#### [Goal]
Wherever the string "Medianpfad" appears in the listing, copy that line.

━━━━━━

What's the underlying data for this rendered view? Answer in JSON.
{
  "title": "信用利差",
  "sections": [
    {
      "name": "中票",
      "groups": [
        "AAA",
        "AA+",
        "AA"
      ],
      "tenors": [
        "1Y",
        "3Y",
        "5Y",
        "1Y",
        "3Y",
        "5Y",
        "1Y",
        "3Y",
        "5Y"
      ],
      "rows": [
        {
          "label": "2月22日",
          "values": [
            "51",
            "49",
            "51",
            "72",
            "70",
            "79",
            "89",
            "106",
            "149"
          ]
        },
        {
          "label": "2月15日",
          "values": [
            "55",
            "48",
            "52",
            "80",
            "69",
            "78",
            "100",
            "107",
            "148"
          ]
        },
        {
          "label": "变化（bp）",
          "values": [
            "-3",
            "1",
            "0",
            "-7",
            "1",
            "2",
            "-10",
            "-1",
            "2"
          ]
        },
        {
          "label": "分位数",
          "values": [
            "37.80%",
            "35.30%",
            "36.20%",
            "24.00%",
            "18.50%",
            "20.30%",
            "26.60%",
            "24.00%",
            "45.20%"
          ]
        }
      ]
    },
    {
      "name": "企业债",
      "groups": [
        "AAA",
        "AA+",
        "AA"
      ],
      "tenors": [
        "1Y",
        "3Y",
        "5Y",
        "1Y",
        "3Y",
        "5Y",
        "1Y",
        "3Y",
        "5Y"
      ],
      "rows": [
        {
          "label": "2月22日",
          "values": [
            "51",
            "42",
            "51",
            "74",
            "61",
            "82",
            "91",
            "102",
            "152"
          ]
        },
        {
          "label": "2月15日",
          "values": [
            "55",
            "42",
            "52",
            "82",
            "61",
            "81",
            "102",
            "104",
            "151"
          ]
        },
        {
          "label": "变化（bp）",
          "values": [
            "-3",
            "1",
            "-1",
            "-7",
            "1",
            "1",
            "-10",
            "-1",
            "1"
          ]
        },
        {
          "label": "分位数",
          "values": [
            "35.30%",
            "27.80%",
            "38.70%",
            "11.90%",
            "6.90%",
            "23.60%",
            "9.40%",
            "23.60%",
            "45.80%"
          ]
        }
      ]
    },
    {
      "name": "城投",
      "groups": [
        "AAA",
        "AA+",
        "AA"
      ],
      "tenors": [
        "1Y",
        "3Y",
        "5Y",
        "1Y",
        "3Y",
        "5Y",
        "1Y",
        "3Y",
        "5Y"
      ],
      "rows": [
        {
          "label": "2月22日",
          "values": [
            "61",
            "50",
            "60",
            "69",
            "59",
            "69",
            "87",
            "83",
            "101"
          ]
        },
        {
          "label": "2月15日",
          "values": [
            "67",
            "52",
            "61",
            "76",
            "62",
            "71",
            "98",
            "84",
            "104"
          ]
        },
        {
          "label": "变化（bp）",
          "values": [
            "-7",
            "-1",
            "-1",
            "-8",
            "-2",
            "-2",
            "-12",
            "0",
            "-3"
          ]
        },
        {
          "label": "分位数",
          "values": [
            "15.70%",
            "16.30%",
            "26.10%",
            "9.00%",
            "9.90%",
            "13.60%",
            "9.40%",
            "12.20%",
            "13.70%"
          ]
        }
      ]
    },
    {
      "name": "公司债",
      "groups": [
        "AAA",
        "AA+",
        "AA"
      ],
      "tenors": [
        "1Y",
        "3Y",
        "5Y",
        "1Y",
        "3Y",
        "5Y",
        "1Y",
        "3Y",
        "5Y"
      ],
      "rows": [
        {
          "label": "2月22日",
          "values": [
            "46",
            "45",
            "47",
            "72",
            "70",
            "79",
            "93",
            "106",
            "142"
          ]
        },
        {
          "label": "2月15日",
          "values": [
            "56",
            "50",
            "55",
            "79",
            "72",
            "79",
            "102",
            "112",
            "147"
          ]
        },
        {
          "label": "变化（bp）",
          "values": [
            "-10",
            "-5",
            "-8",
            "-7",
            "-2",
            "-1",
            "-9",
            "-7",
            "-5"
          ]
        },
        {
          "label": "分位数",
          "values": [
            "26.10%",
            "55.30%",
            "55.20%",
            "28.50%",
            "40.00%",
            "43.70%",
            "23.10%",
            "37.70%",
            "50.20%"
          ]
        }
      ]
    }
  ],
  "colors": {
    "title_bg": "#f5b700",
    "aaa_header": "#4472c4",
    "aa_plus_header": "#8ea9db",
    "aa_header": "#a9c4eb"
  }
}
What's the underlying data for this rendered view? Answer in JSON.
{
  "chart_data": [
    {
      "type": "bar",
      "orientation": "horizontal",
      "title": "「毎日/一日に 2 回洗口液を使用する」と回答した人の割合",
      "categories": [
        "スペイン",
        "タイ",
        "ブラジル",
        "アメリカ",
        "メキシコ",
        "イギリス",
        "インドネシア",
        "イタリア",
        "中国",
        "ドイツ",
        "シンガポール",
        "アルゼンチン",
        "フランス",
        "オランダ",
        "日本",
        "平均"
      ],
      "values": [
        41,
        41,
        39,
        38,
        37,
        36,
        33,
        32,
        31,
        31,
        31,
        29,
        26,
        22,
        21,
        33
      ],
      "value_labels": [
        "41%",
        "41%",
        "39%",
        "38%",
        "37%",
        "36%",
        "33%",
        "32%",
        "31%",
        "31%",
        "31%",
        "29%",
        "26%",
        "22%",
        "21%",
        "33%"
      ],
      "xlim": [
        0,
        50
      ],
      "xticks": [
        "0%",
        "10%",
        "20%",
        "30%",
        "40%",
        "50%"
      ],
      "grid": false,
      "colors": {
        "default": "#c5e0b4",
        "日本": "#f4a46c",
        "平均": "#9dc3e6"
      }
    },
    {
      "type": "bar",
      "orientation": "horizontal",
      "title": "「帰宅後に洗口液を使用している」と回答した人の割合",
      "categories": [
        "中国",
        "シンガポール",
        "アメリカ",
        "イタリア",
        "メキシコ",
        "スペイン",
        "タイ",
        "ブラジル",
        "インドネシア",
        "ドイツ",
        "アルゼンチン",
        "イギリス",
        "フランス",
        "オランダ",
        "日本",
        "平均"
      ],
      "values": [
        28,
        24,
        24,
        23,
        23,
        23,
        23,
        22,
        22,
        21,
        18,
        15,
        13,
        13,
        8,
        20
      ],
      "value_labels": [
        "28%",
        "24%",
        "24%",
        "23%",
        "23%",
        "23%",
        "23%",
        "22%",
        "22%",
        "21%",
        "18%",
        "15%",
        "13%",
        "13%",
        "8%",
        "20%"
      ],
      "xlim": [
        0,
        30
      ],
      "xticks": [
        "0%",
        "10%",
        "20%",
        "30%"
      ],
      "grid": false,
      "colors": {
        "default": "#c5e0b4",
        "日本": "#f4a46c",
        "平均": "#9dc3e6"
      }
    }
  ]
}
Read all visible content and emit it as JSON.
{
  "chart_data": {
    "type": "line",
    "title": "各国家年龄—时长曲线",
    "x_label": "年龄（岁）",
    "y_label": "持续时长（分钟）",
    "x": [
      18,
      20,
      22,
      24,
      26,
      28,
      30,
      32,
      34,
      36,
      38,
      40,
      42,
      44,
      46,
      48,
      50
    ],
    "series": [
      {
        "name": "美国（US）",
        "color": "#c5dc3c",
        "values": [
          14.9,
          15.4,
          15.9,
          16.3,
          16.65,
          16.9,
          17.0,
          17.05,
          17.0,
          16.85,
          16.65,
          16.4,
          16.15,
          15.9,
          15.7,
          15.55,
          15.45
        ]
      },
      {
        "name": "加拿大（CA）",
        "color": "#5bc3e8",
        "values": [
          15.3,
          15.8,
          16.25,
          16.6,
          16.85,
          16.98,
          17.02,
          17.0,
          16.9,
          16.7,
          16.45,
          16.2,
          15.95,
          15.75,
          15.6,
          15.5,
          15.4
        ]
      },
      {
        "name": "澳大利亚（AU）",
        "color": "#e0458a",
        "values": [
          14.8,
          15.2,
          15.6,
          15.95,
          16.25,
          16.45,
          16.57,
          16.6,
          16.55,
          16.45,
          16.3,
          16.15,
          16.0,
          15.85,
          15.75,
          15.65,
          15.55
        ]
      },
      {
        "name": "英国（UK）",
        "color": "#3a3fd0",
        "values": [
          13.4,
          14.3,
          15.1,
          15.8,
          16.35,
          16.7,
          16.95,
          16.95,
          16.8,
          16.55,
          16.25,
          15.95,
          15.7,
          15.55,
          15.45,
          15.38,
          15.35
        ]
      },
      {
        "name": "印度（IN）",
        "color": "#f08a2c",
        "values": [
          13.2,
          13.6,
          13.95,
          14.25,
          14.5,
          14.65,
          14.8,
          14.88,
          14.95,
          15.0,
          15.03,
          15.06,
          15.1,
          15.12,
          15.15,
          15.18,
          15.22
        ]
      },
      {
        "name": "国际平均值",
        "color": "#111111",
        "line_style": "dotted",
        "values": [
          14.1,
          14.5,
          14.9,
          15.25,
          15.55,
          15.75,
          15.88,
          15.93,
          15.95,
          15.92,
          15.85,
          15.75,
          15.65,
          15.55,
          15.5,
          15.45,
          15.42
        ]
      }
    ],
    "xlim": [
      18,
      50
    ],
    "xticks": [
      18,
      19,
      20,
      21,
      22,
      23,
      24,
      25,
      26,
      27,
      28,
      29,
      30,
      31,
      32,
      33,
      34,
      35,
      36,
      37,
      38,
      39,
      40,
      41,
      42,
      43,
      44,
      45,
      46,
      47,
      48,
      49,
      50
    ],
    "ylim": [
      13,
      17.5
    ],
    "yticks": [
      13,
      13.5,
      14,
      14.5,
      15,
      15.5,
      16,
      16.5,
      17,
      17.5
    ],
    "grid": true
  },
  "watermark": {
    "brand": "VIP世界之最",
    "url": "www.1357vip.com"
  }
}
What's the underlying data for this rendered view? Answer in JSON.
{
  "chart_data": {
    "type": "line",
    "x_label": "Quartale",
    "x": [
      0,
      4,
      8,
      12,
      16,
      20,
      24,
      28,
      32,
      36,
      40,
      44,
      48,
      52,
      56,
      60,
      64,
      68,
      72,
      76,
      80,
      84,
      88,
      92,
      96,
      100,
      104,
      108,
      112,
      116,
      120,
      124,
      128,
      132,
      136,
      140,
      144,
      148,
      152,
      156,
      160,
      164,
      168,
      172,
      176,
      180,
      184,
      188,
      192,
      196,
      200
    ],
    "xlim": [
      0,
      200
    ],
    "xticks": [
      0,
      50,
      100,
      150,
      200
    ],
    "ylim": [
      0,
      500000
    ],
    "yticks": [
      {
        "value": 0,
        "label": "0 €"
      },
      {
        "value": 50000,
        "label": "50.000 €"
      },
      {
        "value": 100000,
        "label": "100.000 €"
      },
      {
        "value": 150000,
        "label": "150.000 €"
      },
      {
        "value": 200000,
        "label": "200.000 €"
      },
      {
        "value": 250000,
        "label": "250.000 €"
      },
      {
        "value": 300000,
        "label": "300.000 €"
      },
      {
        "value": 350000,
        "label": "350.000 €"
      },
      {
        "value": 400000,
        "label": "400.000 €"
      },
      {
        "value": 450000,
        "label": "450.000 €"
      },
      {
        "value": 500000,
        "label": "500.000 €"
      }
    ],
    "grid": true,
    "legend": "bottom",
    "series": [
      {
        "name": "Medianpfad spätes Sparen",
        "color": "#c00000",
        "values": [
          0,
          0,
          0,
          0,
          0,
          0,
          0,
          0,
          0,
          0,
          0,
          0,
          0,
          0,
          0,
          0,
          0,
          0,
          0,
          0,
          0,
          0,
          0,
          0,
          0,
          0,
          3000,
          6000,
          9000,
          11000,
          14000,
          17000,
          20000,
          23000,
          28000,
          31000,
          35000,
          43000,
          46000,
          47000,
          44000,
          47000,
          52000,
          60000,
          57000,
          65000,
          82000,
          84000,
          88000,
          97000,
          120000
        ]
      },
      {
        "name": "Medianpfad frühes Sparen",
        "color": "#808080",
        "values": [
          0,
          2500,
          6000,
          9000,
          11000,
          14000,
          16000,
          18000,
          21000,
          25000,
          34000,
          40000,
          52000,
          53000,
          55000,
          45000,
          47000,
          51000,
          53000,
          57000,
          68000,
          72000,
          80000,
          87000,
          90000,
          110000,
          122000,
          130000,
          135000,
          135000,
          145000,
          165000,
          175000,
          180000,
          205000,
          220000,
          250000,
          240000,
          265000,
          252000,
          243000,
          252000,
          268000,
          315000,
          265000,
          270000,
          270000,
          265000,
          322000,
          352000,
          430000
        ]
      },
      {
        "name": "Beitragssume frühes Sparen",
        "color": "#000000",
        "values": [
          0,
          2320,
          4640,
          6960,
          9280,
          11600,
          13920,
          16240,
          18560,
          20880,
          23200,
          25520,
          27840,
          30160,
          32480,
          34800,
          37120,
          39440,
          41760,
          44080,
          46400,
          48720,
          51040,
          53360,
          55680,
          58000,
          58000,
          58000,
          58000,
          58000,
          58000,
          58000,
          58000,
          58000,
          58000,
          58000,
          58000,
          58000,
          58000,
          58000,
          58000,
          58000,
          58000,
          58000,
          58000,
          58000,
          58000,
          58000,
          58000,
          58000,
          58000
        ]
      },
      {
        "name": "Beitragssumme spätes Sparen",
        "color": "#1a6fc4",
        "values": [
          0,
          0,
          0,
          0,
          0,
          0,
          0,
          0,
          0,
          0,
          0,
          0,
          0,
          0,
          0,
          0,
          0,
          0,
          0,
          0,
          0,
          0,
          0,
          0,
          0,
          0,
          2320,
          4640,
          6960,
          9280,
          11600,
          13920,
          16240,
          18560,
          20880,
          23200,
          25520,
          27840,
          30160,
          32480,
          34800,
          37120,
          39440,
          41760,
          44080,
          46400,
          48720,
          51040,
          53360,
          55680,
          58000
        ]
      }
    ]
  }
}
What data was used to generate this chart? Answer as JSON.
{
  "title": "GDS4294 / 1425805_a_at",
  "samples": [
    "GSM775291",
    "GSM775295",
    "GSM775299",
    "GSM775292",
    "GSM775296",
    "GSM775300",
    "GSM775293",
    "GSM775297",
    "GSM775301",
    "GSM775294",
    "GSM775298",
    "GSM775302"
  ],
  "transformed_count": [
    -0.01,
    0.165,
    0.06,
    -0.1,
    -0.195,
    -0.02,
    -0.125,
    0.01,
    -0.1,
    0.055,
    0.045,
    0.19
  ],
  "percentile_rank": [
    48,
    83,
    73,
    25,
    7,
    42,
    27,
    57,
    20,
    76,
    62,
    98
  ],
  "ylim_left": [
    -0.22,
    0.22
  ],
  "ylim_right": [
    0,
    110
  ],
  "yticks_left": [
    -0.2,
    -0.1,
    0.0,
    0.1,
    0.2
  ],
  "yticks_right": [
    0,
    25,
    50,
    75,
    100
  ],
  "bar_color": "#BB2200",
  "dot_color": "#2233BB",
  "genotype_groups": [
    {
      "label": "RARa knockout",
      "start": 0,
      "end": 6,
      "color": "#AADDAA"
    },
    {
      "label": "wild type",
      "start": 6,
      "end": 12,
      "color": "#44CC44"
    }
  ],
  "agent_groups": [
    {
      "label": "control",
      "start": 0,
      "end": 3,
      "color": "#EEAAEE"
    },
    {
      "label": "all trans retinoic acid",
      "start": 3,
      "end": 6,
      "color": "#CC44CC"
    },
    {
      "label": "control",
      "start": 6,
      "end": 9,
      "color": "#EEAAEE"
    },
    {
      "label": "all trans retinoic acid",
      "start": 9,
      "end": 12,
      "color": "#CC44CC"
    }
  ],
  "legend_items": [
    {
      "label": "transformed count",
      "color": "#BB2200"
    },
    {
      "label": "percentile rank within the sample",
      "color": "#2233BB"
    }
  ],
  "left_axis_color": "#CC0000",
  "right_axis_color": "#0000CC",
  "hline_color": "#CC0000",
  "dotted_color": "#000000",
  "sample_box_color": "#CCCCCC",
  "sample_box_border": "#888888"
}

━━━━━━

#### [Solution for this problem]
        "name": "Medianpfad spätes Sparen",
        "name": "Medianpfad frühes Sparen",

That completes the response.